The records are to be restated in their entirety, word for word.
══ PROVIDED INFORMATION ══
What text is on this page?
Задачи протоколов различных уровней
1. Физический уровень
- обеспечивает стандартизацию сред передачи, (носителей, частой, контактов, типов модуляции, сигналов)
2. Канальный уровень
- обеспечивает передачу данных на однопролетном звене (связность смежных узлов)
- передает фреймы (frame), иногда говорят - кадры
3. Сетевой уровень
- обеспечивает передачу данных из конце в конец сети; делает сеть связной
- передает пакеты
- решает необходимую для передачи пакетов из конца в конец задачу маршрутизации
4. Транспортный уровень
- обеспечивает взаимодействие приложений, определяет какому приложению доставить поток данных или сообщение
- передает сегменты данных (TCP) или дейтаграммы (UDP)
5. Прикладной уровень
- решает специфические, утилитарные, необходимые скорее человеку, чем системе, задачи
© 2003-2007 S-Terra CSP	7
═══
> _OUTPUT OF THE TASK_
What text is on this page?
Задачи протоколов различных уровней
1. Физический уровень
- обеспечивает стандартизацию сред передачи, (носителей, частой, контактов, типов модуляции, сигналов)
2. Канальный уровень
- обеспечивает передачу данных на однопролетном звене (связность смежных узлов)
- передает фреймы (frame), иногда говорят - кадры
3. Сетевой уровень
- обеспечивает передачу данных из конце в конец сети; делает сеть связной
- передает пакеты
- решает необходимую для передачи пакетов из конца в конец задачу маршрутизации
4. Транспортный уровень
- обеспечивает взаимодействие приложений, определяет какому приложению доставить поток данных или сообщение
- передает сегменты данных (TCP) или дейтаграммы (UDP)
5. Прикладной уровень
- решает специфические, утилитарные, необходимые скорее человеку, чем системе, задачи
© 2003-2007 S-Terra CSP	7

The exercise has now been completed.